(Data items)
# # # # # # #

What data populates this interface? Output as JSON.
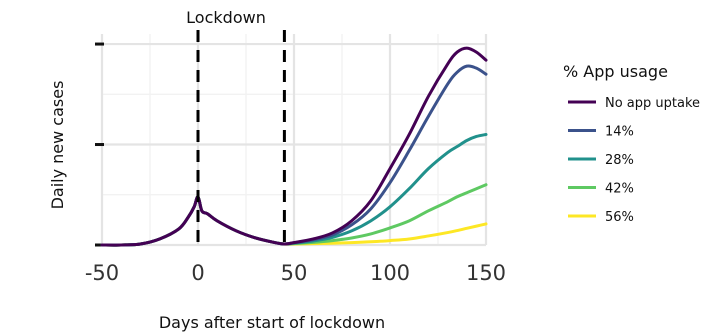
{
  "chart_data": {
    "type": "line",
    "title": "",
    "xlabel": "Days after start of lockdown",
    "ylabel": "Daily new cases",
    "xlim": [
      -50,
      150
    ],
    "ylim": [
      0,
      1.05
    ],
    "x_ticks": [
      -50,
      0,
      50,
      100,
      150
    ],
    "x_tick_labels": [
      "-50",
      "0",
      "50",
      "100",
      "150"
    ],
    "y_ticks": [
      0,
      0.5,
      1
    ],
    "grid": true,
    "legend": {
      "title": "% App usage",
      "placement": "right"
    },
    "annotations": [
      {
        "label": "Lockdown",
        "x": 0,
        "style": "dashed-vertical"
      },
      {
        "label": "",
        "x": 45,
        "style": "dashed-vertical"
      }
    ],
    "x": [
      -50,
      -40,
      -30,
      -20,
      -10,
      -5,
      -2,
      0,
      2,
      5,
      10,
      20,
      30,
      40,
      45,
      50,
      60,
      70,
      80,
      90,
      100,
      110,
      120,
      130,
      135,
      140,
      145,
      150
    ],
    "series": [
      {
        "name": "No app uptake",
        "color": "#440154",
        "values": [
          0.0,
          0.0,
          0.005,
          0.03,
          0.08,
          0.14,
          0.19,
          0.24,
          0.17,
          0.155,
          0.12,
          0.07,
          0.035,
          0.012,
          0.005,
          0.012,
          0.03,
          0.06,
          0.12,
          0.22,
          0.38,
          0.55,
          0.74,
          0.9,
          0.96,
          0.98,
          0.96,
          0.92
        ]
      },
      {
        "name": "14%",
        "color": "#3b528b",
        "values": [
          0.0,
          0.0,
          0.005,
          0.03,
          0.08,
          0.14,
          0.19,
          0.24,
          0.17,
          0.155,
          0.12,
          0.07,
          0.035,
          0.012,
          0.005,
          0.011,
          0.026,
          0.05,
          0.1,
          0.18,
          0.31,
          0.47,
          0.64,
          0.8,
          0.86,
          0.89,
          0.88,
          0.85
        ]
      },
      {
        "name": "28%",
        "color": "#21918c",
        "values": [
          0.0,
          0.0,
          0.005,
          0.03,
          0.08,
          0.14,
          0.19,
          0.24,
          0.17,
          0.155,
          0.12,
          0.07,
          0.035,
          0.012,
          0.005,
          0.009,
          0.02,
          0.038,
          0.07,
          0.12,
          0.19,
          0.28,
          0.38,
          0.46,
          0.49,
          0.52,
          0.54,
          0.55
        ]
      },
      {
        "name": "42%",
        "color": "#5ec962",
        "values": [
          0.0,
          0.0,
          0.005,
          0.03,
          0.08,
          0.14,
          0.19,
          0.24,
          0.17,
          0.155,
          0.12,
          0.07,
          0.035,
          0.012,
          0.005,
          0.007,
          0.013,
          0.022,
          0.035,
          0.055,
          0.085,
          0.12,
          0.17,
          0.215,
          0.24,
          0.26,
          0.28,
          0.3
        ]
      },
      {
        "name": "56%",
        "color": "#fde725",
        "values": [
          0.0,
          0.0,
          0.005,
          0.03,
          0.08,
          0.14,
          0.19,
          0.24,
          0.17,
          0.155,
          0.12,
          0.07,
          0.035,
          0.012,
          0.005,
          0.005,
          0.007,
          0.009,
          0.012,
          0.016,
          0.022,
          0.03,
          0.045,
          0.062,
          0.072,
          0.083,
          0.094,
          0.105
        ]
      }
    ]
  }
}
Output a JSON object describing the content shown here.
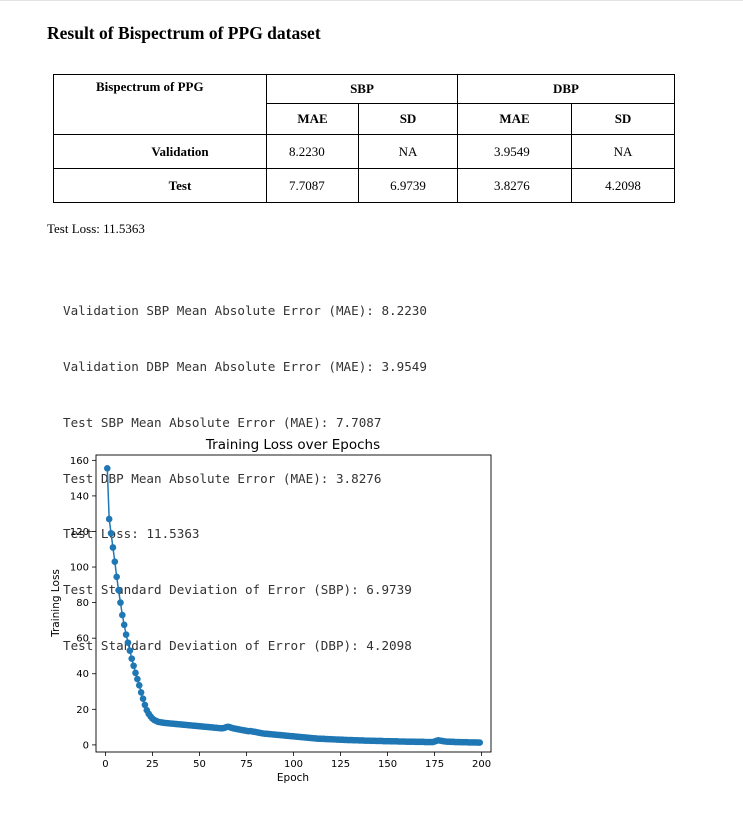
{
  "document": {
    "title": "Result of Bispectrum of PPG dataset",
    "table": {
      "corner_label": "Bispectrum of PPG",
      "groups": [
        "SBP",
        "DBP"
      ],
      "subheaders": [
        "MAE",
        "SD",
        "MAE",
        "SD"
      ],
      "rows": [
        {
          "label": "Validation",
          "values": [
            "8.2230",
            "NA",
            "3.9549",
            "NA"
          ]
        },
        {
          "label": "Test",
          "values": [
            "7.7087",
            "6.9739",
            "3.8276",
            "4.2098"
          ]
        }
      ]
    },
    "test_loss_line": "Test Loss: 11.5363",
    "console_lines": [
      "Validation SBP Mean Absolute Error (MAE): 8.2230",
      "Validation DBP Mean Absolute Error (MAE): 3.9549",
      "Test SBP Mean Absolute Error (MAE): 7.7087",
      "Test DBP Mean Absolute Error (MAE): 3.8276",
      "Test Loss: 11.5363",
      "Test Standard Deviation of Error (SBP): 6.9739",
      "Test Standard Deviation of Error (DBP): 4.2098"
    ]
  },
  "chart_data": {
    "type": "line",
    "title": "Training Loss over Epochs",
    "xlabel": "Epoch",
    "ylabel": "Training Loss",
    "xlim": [
      -5,
      205
    ],
    "ylim": [
      -4,
      163
    ],
    "xticks": [
      0,
      25,
      50,
      75,
      100,
      125,
      150,
      175,
      200
    ],
    "yticks": [
      0,
      20,
      40,
      60,
      80,
      100,
      120,
      140,
      160
    ],
    "grid": false,
    "marker": "circle",
    "color": "#1f77b4",
    "series": [
      {
        "x_start": 1,
        "x_step": 1,
        "values": [
          155.5,
          127.0,
          119.0,
          111.0,
          103.0,
          94.5,
          87.0,
          80.0,
          73.0,
          67.5,
          62.0,
          57.5,
          53.0,
          48.5,
          44.5,
          40.5,
          37.0,
          33.5,
          29.5,
          26.0,
          22.5,
          19.5,
          17.5,
          16.0,
          14.8,
          14.0,
          13.5,
          13.0,
          12.8,
          12.6,
          12.4,
          12.3,
          12.2,
          12.1,
          12.0,
          11.9,
          11.8,
          11.7,
          11.6,
          11.5,
          11.4,
          11.3,
          11.2,
          11.1,
          11.0,
          10.9,
          10.8,
          10.7,
          10.6,
          10.5,
          10.4,
          10.3,
          10.2,
          10.1,
          10.0,
          9.9,
          9.8,
          9.7,
          9.6,
          9.5,
          9.4,
          9.3,
          9.5,
          9.9,
          10.2,
          10.0,
          9.6,
          9.3,
          9.1,
          8.9,
          8.7,
          8.5,
          8.3,
          8.1,
          7.9,
          7.7,
          7.8,
          7.6,
          7.4,
          7.2,
          7.0,
          6.8,
          6.6,
          6.4,
          6.3,
          6.2,
          6.1,
          6.0,
          5.9,
          5.8,
          5.7,
          5.6,
          5.5,
          5.4,
          5.3,
          5.2,
          5.1,
          5.0,
          4.9,
          4.8,
          4.7,
          4.6,
          4.5,
          4.4,
          4.3,
          4.2,
          4.1,
          4.0,
          3.9,
          3.8,
          3.7,
          3.6,
          3.5,
          3.5,
          3.4,
          3.4,
          3.3,
          3.3,
          3.2,
          3.2,
          3.1,
          3.1,
          3.0,
          3.0,
          2.9,
          2.9,
          2.8,
          2.8,
          2.7,
          2.7,
          2.7,
          2.6,
          2.6,
          2.6,
          2.5,
          2.5,
          2.5,
          2.4,
          2.4,
          2.4,
          2.3,
          2.3,
          2.3,
          2.2,
          2.2,
          2.2,
          2.2,
          2.1,
          2.1,
          2.1,
          2.1,
          2.0,
          2.0,
          2.0,
          2.0,
          1.9,
          1.9,
          1.9,
          1.9,
          1.8,
          1.8,
          1.8,
          1.8,
          1.8,
          1.7,
          1.7,
          1.7,
          1.7,
          1.7,
          1.6,
          1.6,
          1.6,
          1.6,
          1.6,
          1.9,
          2.3,
          2.6,
          2.4,
          2.2,
          2.0,
          1.9,
          1.8,
          1.8,
          1.7,
          1.7,
          1.6,
          1.6,
          1.6,
          1.5,
          1.5,
          1.5,
          1.5,
          1.4,
          1.4,
          1.4,
          1.4,
          1.4,
          1.3,
          1.3
        ]
      }
    ]
  }
}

# # # # # # #

**Stated problem:** Copy all the data exactly as written, but skip any picture.

**Output for this exercise:**
What data populates this interface? Output as JSON.
{
  "chart_data": {
    "type": "line",
    "title": "",
    "xlabel": "Days after start of lockdown",
    "ylabel": "Daily new cases",
    "xlim": [
      -50,
      150
    ],
    "ylim": [
      0,
      1.05
    ],
    "x_ticks": [
      -50,
      0,
      50,
      100,
      150
    ],
    "x_tick_labels": [
      "-50",
      "0",
      "50",
      "100",
      "150"
    ],
    "y_ticks": [
      0,
      0.5,
      1
    ],
    "grid": true,
    "legend": {
      "title": "% App usage",
      "placement": "right"
    },
    "annotations": [
      {
        "label": "Lockdown",
        "x": 0,
        "style": "dashed-vertical"
      },
      {
        "label": "",
        "x": 45,
        "style": "dashed-vertical"
      }
    ],
    "x": [
      -50,
      -40,
      -30,
      -20,
      -10,
      -5,
      -2,
      0,
      2,
      5,
      10,
      20,
      30,
      40,
      45,
      50,
      60,
      70,
      80,
      90,
      100,
      110,
      120,
      130,
      135,
      140,
      145,
      150
    ],
    "series": [
      {
        "name": "No app uptake",
        "color": "#440154",
        "values": [
          0.0,
          0.0,
          0.005,
          0.03,
          0.08,
          0.14,
          0.19,
          0.24,
          0.17,
          0.155,
          0.12,
          0.07,
          0.035,
          0.012,
          0.005,
          0.012,
          0.03,
          0.06,
          0.12,
          0.22,
          0.38,
          0.55,
          0.74,
          0.9,
          0.96,
          0.98,
          0.96,
          0.92
        ]
      },
      {
        "name": "14%",
        "color": "#3b528b",
        "values": [
          0.0,
          0.0,
          0.005,
          0.03,
          0.08,
          0.14,
          0.19,
          0.24,
          0.17,
          0.155,
          0.12,
          0.07,
          0.035,
          0.012,
          0.005,
          0.011,
          0.026,
          0.05,
          0.1,
          0.18,
          0.31,
          0.47,
          0.64,
          0.8,
          0.86,
          0.89,
          0.88,
          0.85
        ]
      },
      {
        "name": "28%",
        "color": "#21918c",
        "values": [
          0.0,
          0.0,
          0.005,
          0.03,
          0.08,
          0.14,
          0.19,
          0.24,
          0.17,
          0.155,
          0.12,
          0.07,
          0.035,
          0.012,
          0.005,
          0.009,
          0.02,
          0.038,
          0.07,
          0.12,
          0.19,
          0.28,
          0.38,
          0.46,
          0.49,
          0.52,
          0.54,
          0.55
        ]
      },
      {
        "name": "42%",
        "color": "#5ec962",
        "values": [
          0.0,
          0.0,
          0.005,
          0.03,
          0.08,
          0.14,
          0.19,
          0.24,
          0.17,
          0.155,
          0.12,
          0.07,
          0.035,
          0.012,
          0.005,
          0.007,
          0.013,
          0.022,
          0.035,
          0.055,
          0.085,
          0.12,
          0.17,
          0.215,
          0.24,
          0.26,
          0.28,
          0.3
        ]
      },
      {
        "name": "56%",
        "color": "#fde725",
        "values": [
          0.0,
          0.0,
          0.005,
          0.03,
          0.08,
          0.14,
          0.19,
          0.24,
          0.17,
          0.155,
          0.12,
          0.07,
          0.035,
          0.012,
          0.005,
          0.005,
          0.007,
          0.009,
          0.012,
          0.016,
          0.022,
          0.03,
          0.045,
          0.062,
          0.072,
          0.083,
          0.094,
          0.105
        ]
      }
    ]
  }
}
Output a JSON object describing the content shown here.
{
  "document": {
    "title": "Result of Bispectrum of PPG dataset",
    "table": {
      "corner_label": "Bispectrum of PPG",
      "groups": [
        "SBP",
        "DBP"
      ],
      "subheaders": [
        "MAE",
        "SD",
        "MAE",
        "SD"
      ],
      "rows": [
        {
          "label": "Validation",
          "values": [
            "8.2230",
            "NA",
            "3.9549",
            "NA"
          ]
        },
        {
          "label": "Test",
          "values": [
            "7.7087",
            "6.9739",
            "3.8276",
            "4.2098"
          ]
        }
      ]
    },
    "test_loss_line": "Test Loss: 11.5363",
    "console_lines": [
      "Validation SBP Mean Absolute Error (MAE): 8.2230",
      "Validation DBP Mean Absolute Error (MAE): 3.9549",
      "Test SBP Mean Absolute Error (MAE): 7.7087",
      "Test DBP Mean Absolute Error (MAE): 3.8276",
      "Test Loss: 11.5363",
      "Test Standard Deviation of Error (SBP): 6.9739",
      "Test Standard Deviation of Error (DBP): 4.2098"
    ]
  },
  "chart_data": {
    "type": "line",
    "title": "Training Loss over Epochs",
    "xlabel": "Epoch",
    "ylabel": "Training Loss",
    "xlim": [
      -5,
      205
    ],
    "ylim": [
      -4,
      163
    ],
    "xticks": [
      0,
      25,
      50,
      75,
      100,
      125,
      150,
      175,
      200
    ],
    "yticks": [
      0,
      20,
      40,
      60,
      80,
      100,
      120,
      140,
      160
    ],
    "grid": false,
    "marker": "circle",
    "color": "#1f77b4",
    "series": [
      {
        "x_start": 1,
        "x_step": 1,
        "values": [
          155.5,
          127.0,
          119.0,
          111.0,
          103.0,
          94.5,
          87.0,
          80.0,
          73.0,
          67.5,
          62.0,
          57.5,
          53.0,
          48.5,
          44.5,
          40.5,
          37.0,
          33.5,
          29.5,
          26.0,
          22.5,
          19.5,
          17.5,
          16.0,
          14.8,
          14.0,
          13.5,
          13.0,
          12.8,
          12.6,
          12.4,
          12.3,
          12.2,
          12.1,
          12.0,
          11.9,
          11.8,
          11.7,
          11.6,
          11.5,
          11.4,
          11.3,
          11.2,
          11.1,
          11.0,
          10.9,
          10.8,
          10.7,
          10.6,
          10.5,
          10.4,
          10.3,
          10.2,
          10.1,
          10.0,
          9.9,
          9.8,
          9.7,
          9.6,
          9.5,
          9.4,
          9.3,
          9.5,
          9.9,
          10.2,
          10.0,
          9.6,
          9.3,
          9.1,
          8.9,
          8.7,
          8.5,
          8.3,
          8.1,
          7.9,
          7.7,
          7.8,
          7.6,
          7.4,
          7.2,
          7.0,
          6.8,
          6.6,
          6.4,
          6.3,
          6.2,
          6.1,
          6.0,
          5.9,
          5.8,
          5.7,
          5.6,
          5.5,
          5.4,
          5.3,
          5.2,
          5.1,
          5.0,
          4.9,
          4.8,
          4.7,
          4.6,
          4.5,
          4.4,
          4.3,
          4.2,
          4.1,
          4.0,
          3.9,
          3.8,
          3.7,
          3.6,
          3.5,
          3.5,
          3.4,
          3.4,
          3.3,
          3.3,
          3.2,
          3.2,
          3.1,
          3.1,
          3.0,
          3.0,
          2.9,
          2.9,
          2.8,
          2.8,
          2.7,
          2.7,
          2.7,
          2.6,
          2.6,
          2.6,
          2.5,
          2.5,
          2.5,
          2.4,
          2.4,
          2.4,
          2.3,
          2.3,
          2.3,
          2.2,
          2.2,
          2.2,
          2.2,
          2.1,
          2.1,
          2.1,
          2.1,
          2.0,
          2.0,
          2.0,
          2.0,
          1.9,
          1.9,
          1.9,
          1.9,
          1.8,
          1.8,
          1.8,
          1.8,
          1.8,
          1.7,
          1.7,
          1.7,
          1.7,
          1.7,
          1.6,
          1.6,
          1.6,
          1.6,
          1.6,
          1.9,
          2.3,
          2.6,
          2.4,
          2.2,
          2.0,
          1.9,
          1.8,
          1.8,
          1.7,
          1.7,
          1.6,
          1.6,
          1.6,
          1.5,
          1.5,
          1.5,
          1.5,
          1.4,
          1.4,
          1.4,
          1.4,
          1.4,
          1.3,
          1.3
        ]
      }
    ]
  }
}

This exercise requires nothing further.